**STATED GOAL**: Transcribe the listing verbatim. Do not carry over any pictures.

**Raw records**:
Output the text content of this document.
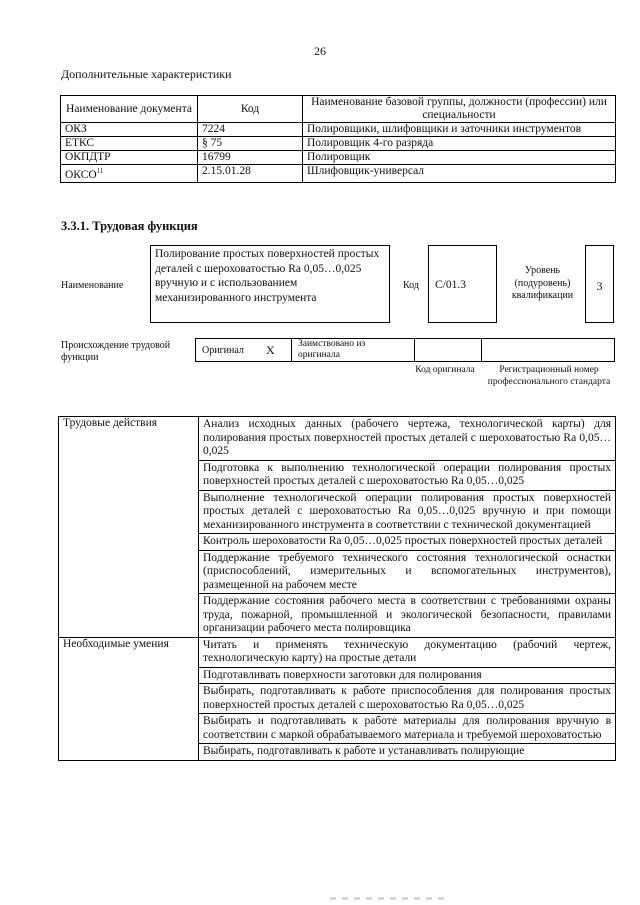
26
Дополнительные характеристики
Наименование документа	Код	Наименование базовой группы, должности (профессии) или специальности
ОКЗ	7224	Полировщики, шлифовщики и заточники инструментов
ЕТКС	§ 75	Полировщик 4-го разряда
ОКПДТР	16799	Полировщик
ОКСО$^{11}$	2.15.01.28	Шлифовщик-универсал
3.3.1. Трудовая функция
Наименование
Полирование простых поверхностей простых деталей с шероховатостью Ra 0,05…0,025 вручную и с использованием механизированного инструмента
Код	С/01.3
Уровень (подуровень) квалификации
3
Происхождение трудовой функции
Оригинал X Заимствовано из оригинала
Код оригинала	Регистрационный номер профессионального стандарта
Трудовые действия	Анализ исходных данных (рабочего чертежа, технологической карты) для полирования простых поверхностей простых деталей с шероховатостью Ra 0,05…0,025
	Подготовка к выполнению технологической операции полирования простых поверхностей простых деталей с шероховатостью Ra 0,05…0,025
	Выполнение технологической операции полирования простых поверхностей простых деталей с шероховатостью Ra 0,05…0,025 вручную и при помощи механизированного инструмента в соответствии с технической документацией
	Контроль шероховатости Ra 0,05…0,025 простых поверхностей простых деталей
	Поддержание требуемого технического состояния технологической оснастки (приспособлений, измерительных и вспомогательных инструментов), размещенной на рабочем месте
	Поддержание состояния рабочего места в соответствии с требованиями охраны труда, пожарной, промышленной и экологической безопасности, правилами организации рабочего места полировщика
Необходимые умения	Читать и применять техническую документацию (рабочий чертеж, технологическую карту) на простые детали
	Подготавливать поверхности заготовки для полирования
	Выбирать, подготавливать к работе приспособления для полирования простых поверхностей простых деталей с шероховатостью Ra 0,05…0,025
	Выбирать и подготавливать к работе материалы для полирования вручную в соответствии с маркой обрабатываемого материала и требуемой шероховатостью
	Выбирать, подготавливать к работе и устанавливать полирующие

**WRITTEN RESPONSE**:
Output the text content of this document.
26
Дополнительные характеристики
Наименование документа	Код	Наименование базовой группы, должности (профессии) или специальности
ОКЗ	7224	Полировщики, шлифовщики и заточники инструментов
ЕТКС	§ 75	Полировщик 4-го разряда
ОКПДТР	16799	Полировщик
ОКСО$^{11}$	2.15.01.28	Шлифовщик-универсал
3.3.1. Трудовая функция
Наименование
Полирование простых поверхностей простых деталей с шероховатостью Ra 0,05…0,025 вручную и с использованием механизированного инструмента
Код	С/01.3
Уровень (подуровень) квалификации
3
Происхождение трудовой функции
Оригинал X Заимствовано из оригинала
Код оригинала	Регистрационный номер профессионального стандарта
Трудовые действия	Анализ исходных данных (рабочего чертежа, технологической карты) для полирования простых поверхностей простых деталей с шероховатостью Ra 0,05…0,025
	Подготовка к выполнению технологической операции полирования простых поверхностей простых деталей с шероховатостью Ra 0,05…0,025
	Выполнение технологической операции полирования простых поверхностей простых деталей с шероховатостью Ra 0,05…0,025 вручную и при помощи механизированного инструмента в соответствии с технической документацией
	Контроль шероховатости Ra 0,05…0,025 простых поверхностей простых деталей
	Поддержание требуемого технического состояния технологической оснастки (приспособлений, измерительных и вспомогательных инструментов), размещенной на рабочем месте
	Поддержание состояния рабочего места в соответствии с требованиями охраны труда, пожарной, промышленной и экологической безопасности, правилами организации рабочего места полировщика
Необходимые умения	Читать и применять техническую документацию (рабочий чертеж, технологическую карту) на простые детали
	Подготавливать поверхности заготовки для полирования
	Выбирать, подготавливать к работе приспособления для полирования простых поверхностей простых деталей с шероховатостью Ra 0,05…0,025
	Выбирать и подготавливать к работе материалы для полирования вручную в соответствии с маркой обрабатываемого материала и требуемой шероховатостью
	Выбирать, подготавливать к работе и устанавливать полирующие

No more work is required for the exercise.